Brief:
Copy every line from the records below that holds the word "ENCONTRADO".

Material for this exercise:
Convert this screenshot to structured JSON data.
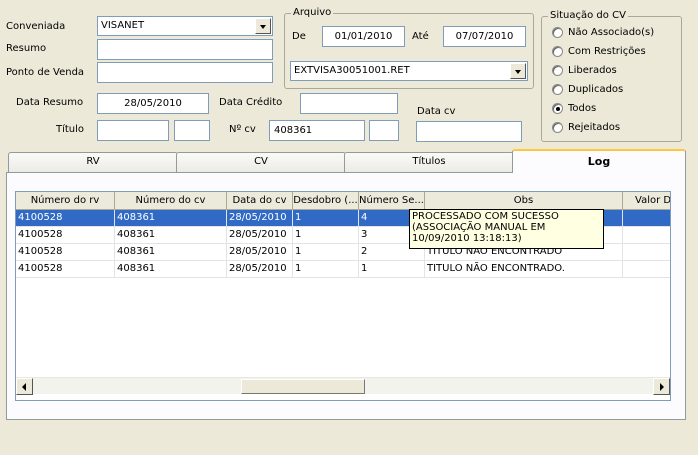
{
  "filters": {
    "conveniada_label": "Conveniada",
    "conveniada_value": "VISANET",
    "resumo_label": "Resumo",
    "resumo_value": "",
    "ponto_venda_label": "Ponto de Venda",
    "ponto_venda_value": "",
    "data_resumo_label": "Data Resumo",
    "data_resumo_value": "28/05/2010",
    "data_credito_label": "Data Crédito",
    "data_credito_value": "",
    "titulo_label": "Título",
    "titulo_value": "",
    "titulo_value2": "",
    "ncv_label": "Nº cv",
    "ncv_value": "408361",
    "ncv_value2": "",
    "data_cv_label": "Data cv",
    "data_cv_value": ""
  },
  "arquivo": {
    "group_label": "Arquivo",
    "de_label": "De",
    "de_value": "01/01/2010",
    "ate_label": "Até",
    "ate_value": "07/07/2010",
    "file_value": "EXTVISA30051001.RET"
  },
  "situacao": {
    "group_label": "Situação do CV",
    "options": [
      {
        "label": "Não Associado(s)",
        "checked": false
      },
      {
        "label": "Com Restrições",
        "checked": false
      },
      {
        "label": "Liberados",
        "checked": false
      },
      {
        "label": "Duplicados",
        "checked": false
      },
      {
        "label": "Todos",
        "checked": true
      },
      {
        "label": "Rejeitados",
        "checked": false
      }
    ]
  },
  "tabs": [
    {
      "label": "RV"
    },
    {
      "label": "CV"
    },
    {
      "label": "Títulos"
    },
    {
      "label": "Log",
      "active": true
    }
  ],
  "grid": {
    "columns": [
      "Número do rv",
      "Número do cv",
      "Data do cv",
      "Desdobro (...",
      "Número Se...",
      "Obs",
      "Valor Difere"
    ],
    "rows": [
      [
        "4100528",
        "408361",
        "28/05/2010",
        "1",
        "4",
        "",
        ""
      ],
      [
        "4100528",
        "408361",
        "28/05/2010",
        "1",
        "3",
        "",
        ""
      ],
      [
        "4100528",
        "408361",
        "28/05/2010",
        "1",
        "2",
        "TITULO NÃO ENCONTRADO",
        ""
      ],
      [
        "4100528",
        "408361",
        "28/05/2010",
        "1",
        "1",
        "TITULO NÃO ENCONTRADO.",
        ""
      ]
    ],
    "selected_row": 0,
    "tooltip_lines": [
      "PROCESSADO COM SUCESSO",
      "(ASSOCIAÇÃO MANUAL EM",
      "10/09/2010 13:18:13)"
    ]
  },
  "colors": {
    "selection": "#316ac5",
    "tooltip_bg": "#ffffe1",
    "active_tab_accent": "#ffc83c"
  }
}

Response:
        "TITULO NÃO ENCONTRADO",
        "TITULO NÃO ENCONTRADO.",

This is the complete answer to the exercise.